* Begin Records for processing *
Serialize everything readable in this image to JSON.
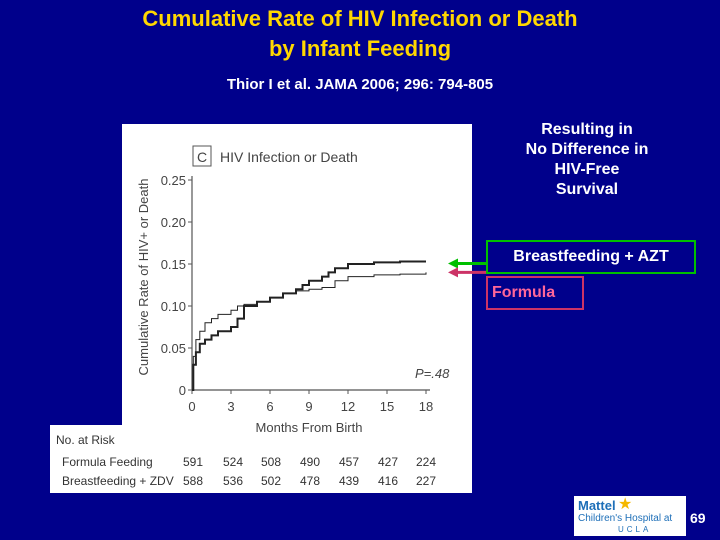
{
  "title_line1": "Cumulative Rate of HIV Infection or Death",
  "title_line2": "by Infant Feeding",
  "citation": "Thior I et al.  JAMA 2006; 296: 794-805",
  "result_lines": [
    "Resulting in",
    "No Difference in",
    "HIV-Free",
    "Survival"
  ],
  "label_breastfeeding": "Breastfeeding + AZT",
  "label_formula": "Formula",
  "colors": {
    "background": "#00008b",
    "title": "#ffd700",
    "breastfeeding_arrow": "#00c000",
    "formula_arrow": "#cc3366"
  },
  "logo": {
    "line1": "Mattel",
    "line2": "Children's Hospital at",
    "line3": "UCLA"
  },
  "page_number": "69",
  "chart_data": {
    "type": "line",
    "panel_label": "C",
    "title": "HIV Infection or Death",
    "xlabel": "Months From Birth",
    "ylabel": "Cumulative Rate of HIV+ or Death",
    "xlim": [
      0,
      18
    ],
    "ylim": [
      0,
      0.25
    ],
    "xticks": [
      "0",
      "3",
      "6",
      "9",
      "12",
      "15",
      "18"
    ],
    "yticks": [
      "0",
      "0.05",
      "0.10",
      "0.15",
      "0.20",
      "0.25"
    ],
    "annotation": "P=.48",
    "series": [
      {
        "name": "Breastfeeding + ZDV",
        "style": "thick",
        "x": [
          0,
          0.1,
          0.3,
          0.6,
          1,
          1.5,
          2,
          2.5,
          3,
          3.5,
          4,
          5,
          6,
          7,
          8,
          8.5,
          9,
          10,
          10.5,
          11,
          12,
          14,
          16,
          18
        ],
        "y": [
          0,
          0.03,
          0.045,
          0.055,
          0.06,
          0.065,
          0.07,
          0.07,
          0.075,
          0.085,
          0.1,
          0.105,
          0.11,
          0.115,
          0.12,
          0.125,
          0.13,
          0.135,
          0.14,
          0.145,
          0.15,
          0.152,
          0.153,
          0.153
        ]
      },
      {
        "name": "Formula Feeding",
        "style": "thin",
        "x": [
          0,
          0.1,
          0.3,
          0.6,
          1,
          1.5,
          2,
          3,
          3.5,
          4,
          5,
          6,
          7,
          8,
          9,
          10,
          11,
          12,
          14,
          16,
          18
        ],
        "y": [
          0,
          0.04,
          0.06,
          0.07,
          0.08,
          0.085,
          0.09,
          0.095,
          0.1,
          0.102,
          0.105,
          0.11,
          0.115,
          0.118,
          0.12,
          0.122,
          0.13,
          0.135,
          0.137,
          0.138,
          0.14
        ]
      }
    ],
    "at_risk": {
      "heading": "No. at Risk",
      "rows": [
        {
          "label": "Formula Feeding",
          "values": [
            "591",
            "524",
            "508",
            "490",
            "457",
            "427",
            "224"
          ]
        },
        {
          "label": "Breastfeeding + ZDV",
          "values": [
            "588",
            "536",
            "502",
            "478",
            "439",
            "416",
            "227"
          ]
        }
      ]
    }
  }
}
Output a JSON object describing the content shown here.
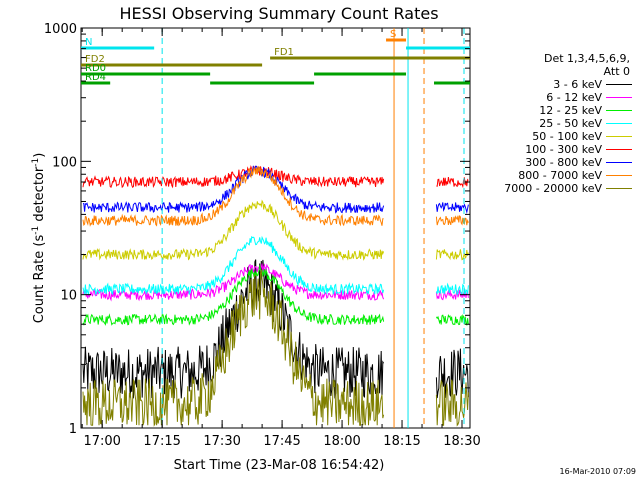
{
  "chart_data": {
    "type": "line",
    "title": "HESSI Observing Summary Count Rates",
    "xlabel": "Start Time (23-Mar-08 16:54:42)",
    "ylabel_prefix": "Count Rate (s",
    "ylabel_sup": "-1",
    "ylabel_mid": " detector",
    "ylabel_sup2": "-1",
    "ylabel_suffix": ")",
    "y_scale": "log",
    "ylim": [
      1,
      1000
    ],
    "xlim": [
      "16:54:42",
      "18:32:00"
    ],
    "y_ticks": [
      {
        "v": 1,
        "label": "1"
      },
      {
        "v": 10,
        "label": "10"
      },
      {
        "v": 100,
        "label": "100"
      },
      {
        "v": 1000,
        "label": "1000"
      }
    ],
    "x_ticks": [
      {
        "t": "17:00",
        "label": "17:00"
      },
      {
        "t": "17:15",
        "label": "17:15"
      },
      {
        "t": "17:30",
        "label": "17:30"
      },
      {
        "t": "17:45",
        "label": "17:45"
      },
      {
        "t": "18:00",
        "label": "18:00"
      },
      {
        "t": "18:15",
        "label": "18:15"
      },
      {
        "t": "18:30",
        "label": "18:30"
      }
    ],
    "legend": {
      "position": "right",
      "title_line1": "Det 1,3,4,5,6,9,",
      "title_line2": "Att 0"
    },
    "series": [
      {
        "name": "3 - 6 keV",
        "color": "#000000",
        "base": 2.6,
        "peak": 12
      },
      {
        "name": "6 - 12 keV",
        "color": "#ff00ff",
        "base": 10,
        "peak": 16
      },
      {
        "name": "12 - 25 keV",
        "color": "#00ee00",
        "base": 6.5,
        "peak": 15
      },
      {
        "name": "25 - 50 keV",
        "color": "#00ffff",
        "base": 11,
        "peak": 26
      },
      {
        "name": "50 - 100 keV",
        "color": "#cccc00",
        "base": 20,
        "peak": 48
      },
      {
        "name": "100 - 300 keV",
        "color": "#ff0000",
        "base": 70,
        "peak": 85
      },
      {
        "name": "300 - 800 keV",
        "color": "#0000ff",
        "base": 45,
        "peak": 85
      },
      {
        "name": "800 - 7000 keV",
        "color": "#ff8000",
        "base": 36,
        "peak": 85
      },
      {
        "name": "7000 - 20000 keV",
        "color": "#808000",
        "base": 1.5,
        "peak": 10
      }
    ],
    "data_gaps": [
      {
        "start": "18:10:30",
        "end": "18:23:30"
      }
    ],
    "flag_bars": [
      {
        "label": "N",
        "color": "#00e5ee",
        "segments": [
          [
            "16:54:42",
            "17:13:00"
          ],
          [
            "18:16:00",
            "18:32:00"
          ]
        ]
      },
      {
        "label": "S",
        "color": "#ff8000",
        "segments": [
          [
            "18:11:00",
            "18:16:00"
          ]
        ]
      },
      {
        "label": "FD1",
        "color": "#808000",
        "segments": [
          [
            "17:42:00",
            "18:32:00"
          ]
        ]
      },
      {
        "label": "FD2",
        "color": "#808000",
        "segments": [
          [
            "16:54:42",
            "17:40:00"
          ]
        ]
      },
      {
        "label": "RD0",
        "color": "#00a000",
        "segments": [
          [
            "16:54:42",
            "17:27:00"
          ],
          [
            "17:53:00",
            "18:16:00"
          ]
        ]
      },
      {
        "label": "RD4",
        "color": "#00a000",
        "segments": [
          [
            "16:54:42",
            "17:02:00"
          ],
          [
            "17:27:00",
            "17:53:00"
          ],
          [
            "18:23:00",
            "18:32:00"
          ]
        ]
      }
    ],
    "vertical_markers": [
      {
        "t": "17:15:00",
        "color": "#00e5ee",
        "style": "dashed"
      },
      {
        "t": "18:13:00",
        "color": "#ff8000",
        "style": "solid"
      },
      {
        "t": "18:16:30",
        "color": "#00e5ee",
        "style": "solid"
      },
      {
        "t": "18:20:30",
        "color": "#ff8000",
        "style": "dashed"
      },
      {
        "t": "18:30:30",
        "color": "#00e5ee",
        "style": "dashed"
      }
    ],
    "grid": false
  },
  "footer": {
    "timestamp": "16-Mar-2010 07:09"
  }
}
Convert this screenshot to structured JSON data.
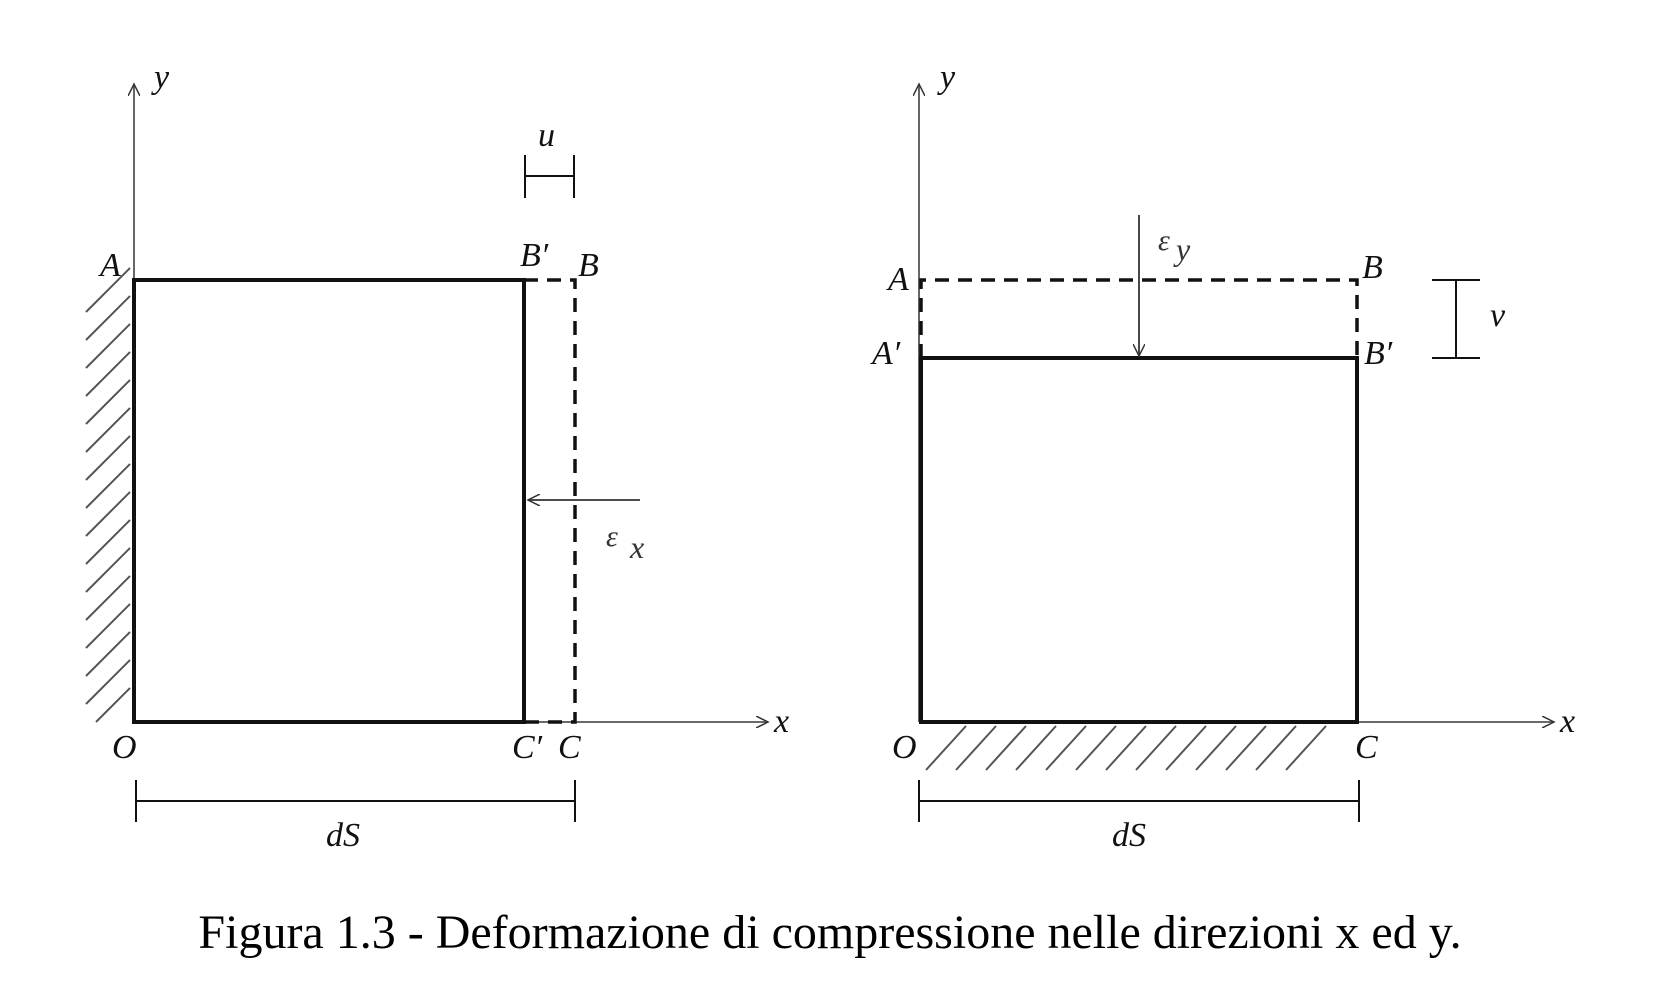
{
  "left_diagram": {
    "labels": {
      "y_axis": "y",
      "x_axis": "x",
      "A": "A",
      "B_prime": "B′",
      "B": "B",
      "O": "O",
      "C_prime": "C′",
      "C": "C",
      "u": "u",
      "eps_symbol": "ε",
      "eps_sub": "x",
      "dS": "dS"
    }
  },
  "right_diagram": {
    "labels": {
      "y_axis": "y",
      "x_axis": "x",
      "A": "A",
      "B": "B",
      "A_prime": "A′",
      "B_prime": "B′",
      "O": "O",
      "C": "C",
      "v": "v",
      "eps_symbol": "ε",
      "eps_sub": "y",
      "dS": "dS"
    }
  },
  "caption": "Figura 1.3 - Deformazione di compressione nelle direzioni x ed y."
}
* End Records for processing *
- Description of the task -
Pick out all lines from the data above in which the word "Infection" appears.

- Response to the task -
  "title_line1": "Cumulative Rate of HIV Infection or Death",
    "title": "HIV Infection or Death",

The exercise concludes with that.